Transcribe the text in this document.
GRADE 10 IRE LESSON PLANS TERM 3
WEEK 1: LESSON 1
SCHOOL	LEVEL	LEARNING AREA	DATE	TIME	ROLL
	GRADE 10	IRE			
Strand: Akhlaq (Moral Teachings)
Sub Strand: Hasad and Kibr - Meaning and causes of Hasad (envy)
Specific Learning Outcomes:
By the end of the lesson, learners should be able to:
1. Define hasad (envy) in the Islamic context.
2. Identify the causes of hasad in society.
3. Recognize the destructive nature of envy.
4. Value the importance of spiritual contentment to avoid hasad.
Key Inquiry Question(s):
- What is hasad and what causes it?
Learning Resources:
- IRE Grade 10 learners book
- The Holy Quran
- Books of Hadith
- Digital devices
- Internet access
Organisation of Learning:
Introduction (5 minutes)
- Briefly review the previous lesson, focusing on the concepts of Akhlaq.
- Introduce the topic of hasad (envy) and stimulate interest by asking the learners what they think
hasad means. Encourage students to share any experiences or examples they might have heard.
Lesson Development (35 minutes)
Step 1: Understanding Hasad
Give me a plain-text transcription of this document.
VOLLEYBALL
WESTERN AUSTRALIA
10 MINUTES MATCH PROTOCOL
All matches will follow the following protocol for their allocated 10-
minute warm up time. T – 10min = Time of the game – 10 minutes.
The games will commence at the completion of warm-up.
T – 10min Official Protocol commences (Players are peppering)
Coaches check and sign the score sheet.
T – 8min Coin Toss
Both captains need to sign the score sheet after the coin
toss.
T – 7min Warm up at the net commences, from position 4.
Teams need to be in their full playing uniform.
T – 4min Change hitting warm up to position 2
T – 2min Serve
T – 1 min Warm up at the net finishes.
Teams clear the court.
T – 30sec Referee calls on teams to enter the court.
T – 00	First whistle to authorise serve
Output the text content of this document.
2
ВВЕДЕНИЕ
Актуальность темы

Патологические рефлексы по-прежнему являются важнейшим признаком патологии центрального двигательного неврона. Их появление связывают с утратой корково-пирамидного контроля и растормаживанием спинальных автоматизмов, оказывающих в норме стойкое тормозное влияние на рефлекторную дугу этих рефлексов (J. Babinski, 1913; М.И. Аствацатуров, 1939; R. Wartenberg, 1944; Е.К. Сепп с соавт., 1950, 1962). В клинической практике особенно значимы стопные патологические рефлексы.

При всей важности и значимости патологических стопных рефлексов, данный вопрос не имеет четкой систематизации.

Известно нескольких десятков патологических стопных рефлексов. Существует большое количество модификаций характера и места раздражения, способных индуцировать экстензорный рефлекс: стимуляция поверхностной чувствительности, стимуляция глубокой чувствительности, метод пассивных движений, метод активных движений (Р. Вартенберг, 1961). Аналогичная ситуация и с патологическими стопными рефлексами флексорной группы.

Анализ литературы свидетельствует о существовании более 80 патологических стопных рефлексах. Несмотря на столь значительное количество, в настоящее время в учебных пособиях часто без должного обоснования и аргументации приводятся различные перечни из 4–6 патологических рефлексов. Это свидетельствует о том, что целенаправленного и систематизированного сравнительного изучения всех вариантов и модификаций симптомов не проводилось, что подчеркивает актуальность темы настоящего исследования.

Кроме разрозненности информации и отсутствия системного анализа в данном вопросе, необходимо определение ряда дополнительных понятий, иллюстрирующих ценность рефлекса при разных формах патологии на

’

---

◆ **TO BE DONE**: Retype the material above, line by line, exactly.

◆ **ANSWER**:
Transcribe the text in this document.
GRADE 10 IRE LESSON PLANS TERM 3
WEEK 1: LESSON 1
SCHOOL	LEVEL	LEARNING AREA	DATE	TIME	ROLL
	GRADE 10	IRE			
Strand: Akhlaq (Moral Teachings)
Sub Strand: Hasad and Kibr - Meaning and causes of Hasad (envy)
Specific Learning Outcomes:
By the end of the lesson, learners should be able to:
1. Define hasad (envy) in the Islamic context.
2. Identify the causes of hasad in society.
3. Recognize the destructive nature of envy.
4. Value the importance of spiritual contentment to avoid hasad.
Key Inquiry Question(s):
- What is hasad and what causes it?
Learning Resources:
- IRE Grade 10 learners book
- The Holy Quran
- Books of Hadith
- Digital devices
- Internet access
Organisation of Learning:
Introduction (5 minutes)
- Briefly review the previous lesson, focusing on the concepts of Akhlaq.
- Introduce the topic of hasad (envy) and stimulate interest by asking the learners what they think
hasad means. Encourage students to share any experiences or examples they might have heard.
Lesson Development (35 minutes)
Step 1: Understanding Hasad
Give me a plain-text transcription of this document.
VOLLEYBALL
WESTERN AUSTRALIA
10 MINUTES MATCH PROTOCOL
All matches will follow the following protocol for their allocated 10-
minute warm up time. T – 10min = Time of the game – 10 minutes.
The games will commence at the completion of warm-up.
T – 10min Official Protocol commences (Players are peppering)
Coaches check and sign the score sheet.
T – 8min Coin Toss
Both captains need to sign the score sheet after the coin
toss.
T – 7min Warm up at the net commences, from position 4.
Teams need to be in their full playing uniform.
T – 4min Change hitting warm up to position 2
T – 2min Serve
T – 1 min Warm up at the net finishes.
Teams clear the court.
T – 30sec Referee calls on teams to enter the court.
T – 00	First whistle to authorise serve
Output the text content of this document.
2
ВВЕДЕНИЕ
Актуальность темы

Патологические рефлексы по-прежнему являются важнейшим признаком патологии центрального двигательного неврона. Их появление связывают с утратой корково-пирамидного контроля и растормаживанием спинальных автоматизмов, оказывающих в норме стойкое тормозное влияние на рефлекторную дугу этих рефлексов (J. Babinski, 1913; М.И. Аствацатуров, 1939; R. Wartenberg, 1944; Е.К. Сепп с соавт., 1950, 1962). В клинической практике особенно значимы стопные патологические рефлексы.

При всей важности и значимости патологических стопных рефлексов, данный вопрос не имеет четкой систематизации.

Известно нескольких десятков патологических стопных рефлексов. Существует большое количество модификаций характера и места раздражения, способных индуцировать экстензорный рефлекс: стимуляция поверхностной чувствительности, стимуляция глубокой чувствительности, метод пассивных движений, метод активных движений (Р. Вартенберг, 1961). Аналогичная ситуация и с патологическими стопными рефлексами флексорной группы.

Анализ литературы свидетельствует о существовании более 80 патологических стопных рефлексах. Несмотря на столь значительное количество, в настоящее время в учебных пособиях часто без должного обоснования и аргументации приводятся различные перечни из 4–6 патологических рефлексов. Это свидетельствует о том, что целенаправленного и систематизированного сравнительного изучения всех вариантов и модификаций симптомов не проводилось, что подчеркивает актуальность темы настоящего исследования.

Кроме разрозненности информации и отсутствия системного анализа в данном вопросе, необходимо определение ряда дополнительных понятий, иллюстрирующих ценность рефлекса при разных формах патологии на

’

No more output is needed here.